Exercise: Pictures stay out of your copy, but everything else in the records below must be repeated exactly.
* Start Exercise data *
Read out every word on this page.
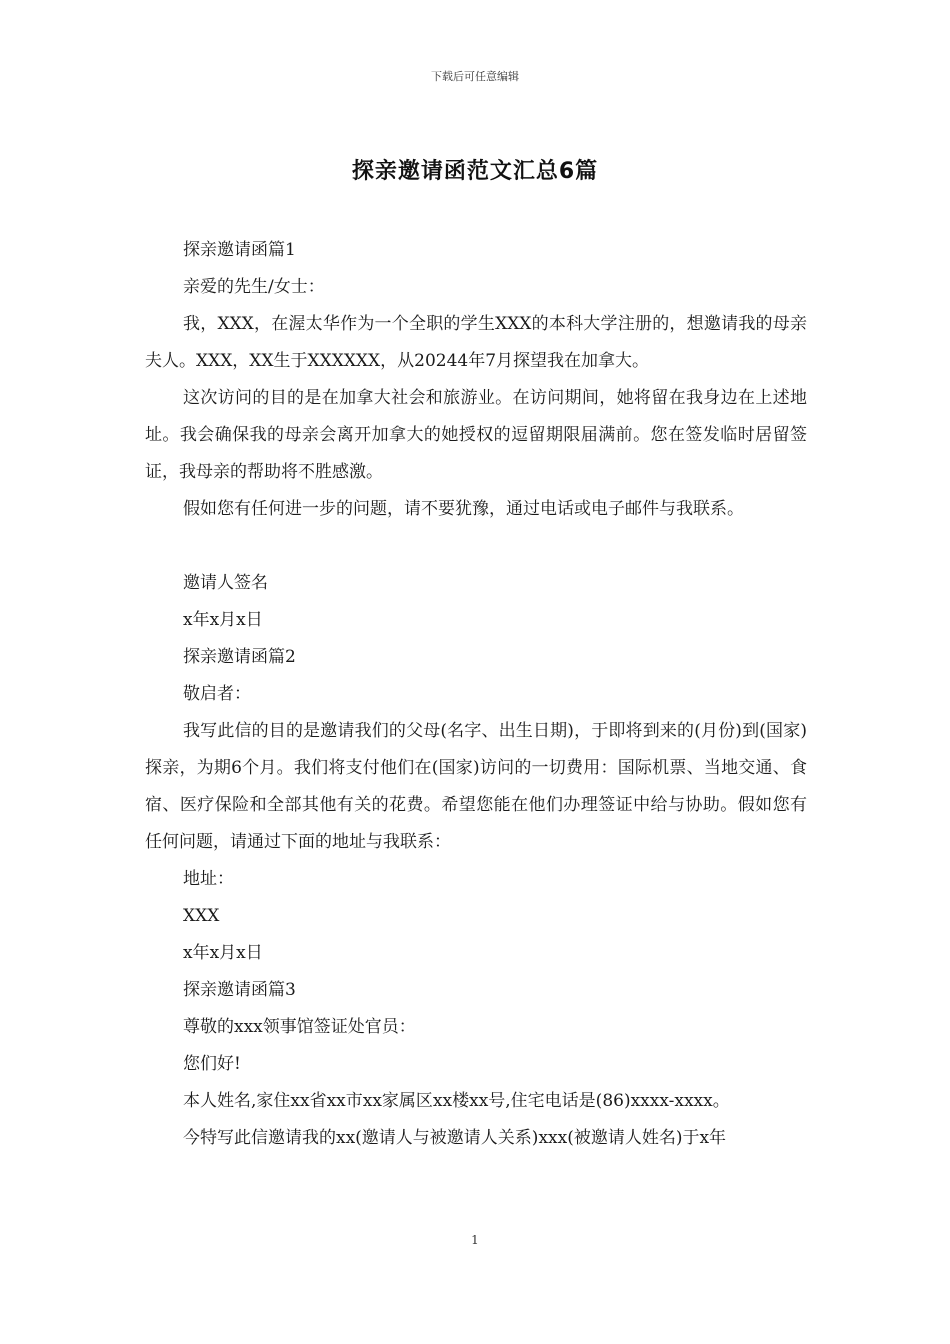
下载后可任意编辑
探亲邀请函范文汇总6篇

探亲邀请函篇1

亲爱的先生/女士：

我，XXX，在渥太华作为一个全职的学生XXX的本科大学注册的，想邀请我的母亲夫人。XXX，XX生于XXXXXX，从20244年7月探望我在加拿大。

这次访问的目的是在加拿大社会和旅游业。在访问期间，她将留在我身边在上述地址。我会确保我的母亲会离开加拿大的她授权的逗留期限届满前。您在签发临时居留签证，我母亲的帮助将不胜感激。

假如您有任何进一步的问题，请不要犹豫，通过电话或电子邮件与我联系。

邀请人签名

x年x月x日

探亲邀请函篇2

敬启者：

我写此信的目的是邀请我们的父母(名字、出生日期)，于即将到来的(月份)到(国家)探亲，为期6个月。我们将支付他们在(国家)访问的一切费用：国际机票、当地交通、食宿、医疗保险和全部其他有关的花费。希望您能在他们办理签证中给与协助。假如您有任何问题，请通过下面的地址与我联系：

地址：

XXX

x年x月x日

探亲邀请函篇3

尊敬的xxx领事馆签证处官员：

您们好!

本人姓名,家住xx省xx市xx家属区xx楼xx号,住宅电话是(86)xxxx-xxxx。

今特写此信邀请我的xx(邀请人与被邀请人关系)xxx(被邀请人姓名)于x年

1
* End Exercise data *
The answer:
Read out every word on this page.
下载后可任意编辑
探亲邀请函范文汇总6篇

探亲邀请函篇1

亲爱的先生/女士：

我，XXX，在渥太华作为一个全职的学生XXX的本科大学注册的，想邀请我的母亲夫人。XXX，XX生于XXXXXX，从20244年7月探望我在加拿大。

这次访问的目的是在加拿大社会和旅游业。在访问期间，她将留在我身边在上述地址。我会确保我的母亲会离开加拿大的她授权的逗留期限届满前。您在签发临时居留签证，我母亲的帮助将不胜感激。

假如您有任何进一步的问题，请不要犹豫，通过电话或电子邮件与我联系。

邀请人签名

x年x月x日

探亲邀请函篇2

敬启者：

我写此信的目的是邀请我们的父母(名字、出生日期)，于即将到来的(月份)到(国家)探亲，为期6个月。我们将支付他们在(国家)访问的一切费用：国际机票、当地交通、食宿、医疗保险和全部其他有关的花费。希望您能在他们办理签证中给与协助。假如您有任何问题，请通过下面的地址与我联系：

地址：

XXX

x年x月x日

探亲邀请函篇3

尊敬的xxx领事馆签证处官员：

您们好!

本人姓名,家住xx省xx市xx家属区xx楼xx号,住宅电话是(86)xxxx-xxxx。

今特写此信邀请我的xx(邀请人与被邀请人关系)xxx(被邀请人姓名)于x年

1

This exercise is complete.